**EXERCISE**
Wherever the word "несовершеннолетних" appears in the entries, copy the whole line.

[Stored records]
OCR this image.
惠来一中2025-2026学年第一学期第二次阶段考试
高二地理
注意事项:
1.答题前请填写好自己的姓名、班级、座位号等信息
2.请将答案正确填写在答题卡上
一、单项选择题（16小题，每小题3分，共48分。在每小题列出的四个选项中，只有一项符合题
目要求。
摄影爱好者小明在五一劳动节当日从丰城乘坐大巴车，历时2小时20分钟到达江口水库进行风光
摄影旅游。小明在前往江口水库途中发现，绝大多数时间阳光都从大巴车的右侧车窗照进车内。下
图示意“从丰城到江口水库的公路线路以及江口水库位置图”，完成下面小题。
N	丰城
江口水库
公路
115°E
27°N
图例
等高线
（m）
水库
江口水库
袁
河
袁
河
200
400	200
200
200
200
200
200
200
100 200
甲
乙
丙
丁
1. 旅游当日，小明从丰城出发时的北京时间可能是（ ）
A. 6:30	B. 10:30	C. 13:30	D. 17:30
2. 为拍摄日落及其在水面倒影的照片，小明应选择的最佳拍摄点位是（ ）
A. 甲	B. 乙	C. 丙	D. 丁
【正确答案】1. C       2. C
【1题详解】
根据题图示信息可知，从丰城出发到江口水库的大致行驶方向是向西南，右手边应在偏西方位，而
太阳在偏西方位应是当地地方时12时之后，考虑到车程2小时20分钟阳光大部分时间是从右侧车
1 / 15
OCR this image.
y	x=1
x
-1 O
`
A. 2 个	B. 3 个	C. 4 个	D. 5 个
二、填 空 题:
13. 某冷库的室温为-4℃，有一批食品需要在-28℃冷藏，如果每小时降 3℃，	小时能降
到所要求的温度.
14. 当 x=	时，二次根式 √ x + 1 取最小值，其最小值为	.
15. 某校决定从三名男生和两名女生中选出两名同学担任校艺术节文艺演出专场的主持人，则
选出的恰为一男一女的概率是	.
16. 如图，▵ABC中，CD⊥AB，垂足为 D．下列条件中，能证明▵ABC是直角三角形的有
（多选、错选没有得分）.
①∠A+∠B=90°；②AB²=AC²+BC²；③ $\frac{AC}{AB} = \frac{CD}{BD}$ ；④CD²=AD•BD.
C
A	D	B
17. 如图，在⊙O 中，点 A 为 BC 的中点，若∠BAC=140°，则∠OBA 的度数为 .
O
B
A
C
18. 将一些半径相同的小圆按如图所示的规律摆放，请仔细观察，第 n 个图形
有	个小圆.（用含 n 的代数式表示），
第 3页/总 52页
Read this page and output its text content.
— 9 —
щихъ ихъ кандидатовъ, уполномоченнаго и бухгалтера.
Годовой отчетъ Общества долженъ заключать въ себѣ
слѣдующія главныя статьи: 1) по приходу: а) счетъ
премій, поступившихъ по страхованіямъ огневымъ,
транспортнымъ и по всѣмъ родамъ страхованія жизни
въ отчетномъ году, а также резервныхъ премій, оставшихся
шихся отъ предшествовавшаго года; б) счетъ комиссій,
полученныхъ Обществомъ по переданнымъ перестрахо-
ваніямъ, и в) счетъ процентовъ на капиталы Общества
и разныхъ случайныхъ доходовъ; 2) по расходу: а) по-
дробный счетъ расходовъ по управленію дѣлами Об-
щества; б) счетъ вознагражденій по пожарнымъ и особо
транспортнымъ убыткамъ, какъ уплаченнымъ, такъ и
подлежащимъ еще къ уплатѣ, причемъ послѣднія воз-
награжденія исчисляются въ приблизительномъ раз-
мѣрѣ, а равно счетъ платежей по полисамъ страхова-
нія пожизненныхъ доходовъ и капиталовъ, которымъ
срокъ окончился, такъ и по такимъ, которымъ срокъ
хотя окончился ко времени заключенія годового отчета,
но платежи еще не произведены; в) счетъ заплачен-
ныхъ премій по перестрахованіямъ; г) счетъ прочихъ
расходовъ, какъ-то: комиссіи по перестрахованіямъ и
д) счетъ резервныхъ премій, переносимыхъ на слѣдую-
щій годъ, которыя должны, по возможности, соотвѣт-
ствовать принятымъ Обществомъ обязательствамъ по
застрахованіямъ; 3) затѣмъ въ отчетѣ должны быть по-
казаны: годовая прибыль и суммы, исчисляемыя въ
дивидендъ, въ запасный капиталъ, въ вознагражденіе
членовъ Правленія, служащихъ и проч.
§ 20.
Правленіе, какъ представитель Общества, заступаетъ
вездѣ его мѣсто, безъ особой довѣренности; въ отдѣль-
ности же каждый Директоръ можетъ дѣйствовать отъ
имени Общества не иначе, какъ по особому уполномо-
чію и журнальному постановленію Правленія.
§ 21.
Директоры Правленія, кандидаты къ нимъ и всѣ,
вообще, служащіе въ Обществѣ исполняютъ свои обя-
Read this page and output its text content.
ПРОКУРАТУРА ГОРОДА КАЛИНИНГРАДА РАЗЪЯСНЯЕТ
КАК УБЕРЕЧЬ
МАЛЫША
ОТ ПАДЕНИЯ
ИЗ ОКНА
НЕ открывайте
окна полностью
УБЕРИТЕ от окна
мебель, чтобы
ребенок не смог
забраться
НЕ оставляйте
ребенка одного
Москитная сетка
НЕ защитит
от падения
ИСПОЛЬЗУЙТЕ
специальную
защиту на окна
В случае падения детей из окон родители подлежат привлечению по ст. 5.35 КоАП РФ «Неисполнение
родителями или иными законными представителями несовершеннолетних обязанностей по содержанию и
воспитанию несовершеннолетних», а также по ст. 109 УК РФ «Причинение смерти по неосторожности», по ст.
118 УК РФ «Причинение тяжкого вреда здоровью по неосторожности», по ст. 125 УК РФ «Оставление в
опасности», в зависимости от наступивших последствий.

**TASK SOLUTION**
родителями или иными законными представителями несовершеннолетних обязанностей по содержанию и
воспитанию несовершеннолетних», а также по ст. 109 УК РФ «Причинение смерти по неосторожности», по ст.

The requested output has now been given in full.